- GIVEN TASK
Filter the listing below, copying every line in which the word "JSON" appears.

------ RECORDS FOR THIS TASK

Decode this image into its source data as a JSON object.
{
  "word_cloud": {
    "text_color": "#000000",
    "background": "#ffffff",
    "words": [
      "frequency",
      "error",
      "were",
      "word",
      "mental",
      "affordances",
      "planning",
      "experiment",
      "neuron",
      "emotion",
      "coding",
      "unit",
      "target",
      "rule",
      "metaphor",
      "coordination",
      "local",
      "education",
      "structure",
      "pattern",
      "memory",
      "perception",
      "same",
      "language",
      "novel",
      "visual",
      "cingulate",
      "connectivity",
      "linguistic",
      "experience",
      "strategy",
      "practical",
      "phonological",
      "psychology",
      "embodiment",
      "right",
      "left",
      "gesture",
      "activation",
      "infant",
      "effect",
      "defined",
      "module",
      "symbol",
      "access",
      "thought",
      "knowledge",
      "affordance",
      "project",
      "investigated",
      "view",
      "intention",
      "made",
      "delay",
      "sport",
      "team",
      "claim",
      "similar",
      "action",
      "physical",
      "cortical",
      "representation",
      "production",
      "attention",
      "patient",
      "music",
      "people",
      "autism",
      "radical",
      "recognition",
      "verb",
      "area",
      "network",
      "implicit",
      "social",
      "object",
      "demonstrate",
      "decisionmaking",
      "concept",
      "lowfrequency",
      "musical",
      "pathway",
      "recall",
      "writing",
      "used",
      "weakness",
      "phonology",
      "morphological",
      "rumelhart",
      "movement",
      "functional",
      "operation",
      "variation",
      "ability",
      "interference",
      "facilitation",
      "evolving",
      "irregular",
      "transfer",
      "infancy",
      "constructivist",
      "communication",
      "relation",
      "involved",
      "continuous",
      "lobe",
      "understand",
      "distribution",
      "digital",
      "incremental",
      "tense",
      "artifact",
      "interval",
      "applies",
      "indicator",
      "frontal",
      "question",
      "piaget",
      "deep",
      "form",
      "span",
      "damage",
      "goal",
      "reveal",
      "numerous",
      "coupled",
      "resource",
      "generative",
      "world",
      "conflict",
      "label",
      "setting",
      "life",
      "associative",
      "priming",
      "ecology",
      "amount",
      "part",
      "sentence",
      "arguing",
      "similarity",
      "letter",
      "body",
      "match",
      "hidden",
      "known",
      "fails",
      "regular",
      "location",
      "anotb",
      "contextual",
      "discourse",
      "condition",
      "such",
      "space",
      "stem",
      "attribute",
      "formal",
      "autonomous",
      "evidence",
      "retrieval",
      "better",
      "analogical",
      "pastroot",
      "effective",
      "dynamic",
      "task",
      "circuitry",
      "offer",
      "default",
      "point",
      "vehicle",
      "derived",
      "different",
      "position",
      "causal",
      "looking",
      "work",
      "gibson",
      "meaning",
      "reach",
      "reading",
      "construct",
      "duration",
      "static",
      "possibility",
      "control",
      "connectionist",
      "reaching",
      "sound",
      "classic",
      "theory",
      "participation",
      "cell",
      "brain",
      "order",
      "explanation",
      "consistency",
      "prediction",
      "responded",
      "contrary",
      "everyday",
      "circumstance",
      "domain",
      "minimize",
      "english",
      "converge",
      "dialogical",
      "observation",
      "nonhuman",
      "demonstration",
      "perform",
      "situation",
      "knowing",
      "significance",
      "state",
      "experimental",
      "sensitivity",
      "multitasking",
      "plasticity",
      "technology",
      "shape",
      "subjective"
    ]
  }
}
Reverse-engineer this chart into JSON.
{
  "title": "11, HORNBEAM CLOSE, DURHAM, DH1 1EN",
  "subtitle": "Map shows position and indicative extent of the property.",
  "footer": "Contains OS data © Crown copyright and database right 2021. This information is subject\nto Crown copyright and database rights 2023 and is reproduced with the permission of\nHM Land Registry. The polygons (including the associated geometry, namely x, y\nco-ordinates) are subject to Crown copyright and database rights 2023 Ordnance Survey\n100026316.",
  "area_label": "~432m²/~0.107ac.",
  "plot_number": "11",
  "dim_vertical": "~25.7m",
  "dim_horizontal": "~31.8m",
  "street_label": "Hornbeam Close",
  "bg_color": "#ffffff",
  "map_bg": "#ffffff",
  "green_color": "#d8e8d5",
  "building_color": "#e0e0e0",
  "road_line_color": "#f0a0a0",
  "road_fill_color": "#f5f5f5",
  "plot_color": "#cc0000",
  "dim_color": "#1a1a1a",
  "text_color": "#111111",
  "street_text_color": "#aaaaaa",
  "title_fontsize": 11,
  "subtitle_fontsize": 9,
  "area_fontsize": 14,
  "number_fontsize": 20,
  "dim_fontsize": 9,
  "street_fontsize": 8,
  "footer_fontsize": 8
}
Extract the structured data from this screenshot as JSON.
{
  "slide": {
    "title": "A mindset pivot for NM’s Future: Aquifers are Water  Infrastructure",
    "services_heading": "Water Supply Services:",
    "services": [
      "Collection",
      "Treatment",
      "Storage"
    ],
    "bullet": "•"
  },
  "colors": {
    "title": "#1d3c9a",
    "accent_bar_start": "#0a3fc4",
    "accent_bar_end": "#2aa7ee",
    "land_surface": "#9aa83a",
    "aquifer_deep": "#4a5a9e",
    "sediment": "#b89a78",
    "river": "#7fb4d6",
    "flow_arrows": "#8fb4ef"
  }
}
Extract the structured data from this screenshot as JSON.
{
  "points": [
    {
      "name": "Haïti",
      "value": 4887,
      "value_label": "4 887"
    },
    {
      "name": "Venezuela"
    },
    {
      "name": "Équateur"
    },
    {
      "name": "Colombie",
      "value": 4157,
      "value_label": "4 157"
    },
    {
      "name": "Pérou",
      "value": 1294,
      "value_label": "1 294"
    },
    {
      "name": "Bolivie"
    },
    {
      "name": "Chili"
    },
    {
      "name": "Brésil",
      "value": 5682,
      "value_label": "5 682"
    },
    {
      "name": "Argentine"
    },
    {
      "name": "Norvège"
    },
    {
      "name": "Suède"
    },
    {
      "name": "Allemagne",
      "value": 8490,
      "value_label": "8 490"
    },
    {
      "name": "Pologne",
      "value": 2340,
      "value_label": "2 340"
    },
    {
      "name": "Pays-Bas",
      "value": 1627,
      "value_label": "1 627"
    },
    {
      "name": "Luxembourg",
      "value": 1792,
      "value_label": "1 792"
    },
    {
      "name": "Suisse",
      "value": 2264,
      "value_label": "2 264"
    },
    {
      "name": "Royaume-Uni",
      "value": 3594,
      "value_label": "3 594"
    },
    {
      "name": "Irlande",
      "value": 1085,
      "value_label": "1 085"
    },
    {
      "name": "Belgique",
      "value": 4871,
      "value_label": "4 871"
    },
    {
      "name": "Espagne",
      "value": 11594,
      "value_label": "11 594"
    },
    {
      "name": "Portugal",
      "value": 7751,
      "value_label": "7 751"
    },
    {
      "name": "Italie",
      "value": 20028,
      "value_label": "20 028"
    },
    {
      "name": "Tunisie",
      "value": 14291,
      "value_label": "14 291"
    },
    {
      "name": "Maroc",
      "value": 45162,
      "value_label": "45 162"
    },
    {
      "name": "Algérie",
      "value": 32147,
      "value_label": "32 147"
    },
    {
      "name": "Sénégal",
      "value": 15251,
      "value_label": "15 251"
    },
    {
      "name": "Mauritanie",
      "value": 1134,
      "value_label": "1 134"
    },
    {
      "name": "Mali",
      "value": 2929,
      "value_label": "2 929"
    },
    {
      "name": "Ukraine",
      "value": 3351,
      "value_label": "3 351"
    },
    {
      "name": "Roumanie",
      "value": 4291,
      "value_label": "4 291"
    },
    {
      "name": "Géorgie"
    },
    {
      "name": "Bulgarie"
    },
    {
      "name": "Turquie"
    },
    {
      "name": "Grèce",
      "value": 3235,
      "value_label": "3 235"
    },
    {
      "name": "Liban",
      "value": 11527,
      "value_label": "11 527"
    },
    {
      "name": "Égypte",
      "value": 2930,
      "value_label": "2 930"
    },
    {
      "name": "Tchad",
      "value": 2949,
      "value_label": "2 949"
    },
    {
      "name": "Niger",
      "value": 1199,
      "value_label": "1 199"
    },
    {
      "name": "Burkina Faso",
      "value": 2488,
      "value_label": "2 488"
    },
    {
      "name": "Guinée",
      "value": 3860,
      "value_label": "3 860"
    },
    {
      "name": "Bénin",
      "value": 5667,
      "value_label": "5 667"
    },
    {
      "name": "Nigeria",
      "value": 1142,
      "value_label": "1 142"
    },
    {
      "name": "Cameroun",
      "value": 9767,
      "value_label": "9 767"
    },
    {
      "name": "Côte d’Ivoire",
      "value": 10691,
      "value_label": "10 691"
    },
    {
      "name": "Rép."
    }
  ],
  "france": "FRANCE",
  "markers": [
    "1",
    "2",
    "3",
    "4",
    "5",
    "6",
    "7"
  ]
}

------------

- ANSWER TO THE EXERCISE
Decode this image into its source data as a JSON object.
Reverse-engineer this chart into JSON.
Extract the structured data from this screenshot as JSON.
Extract the structured data from this screenshot as JSON.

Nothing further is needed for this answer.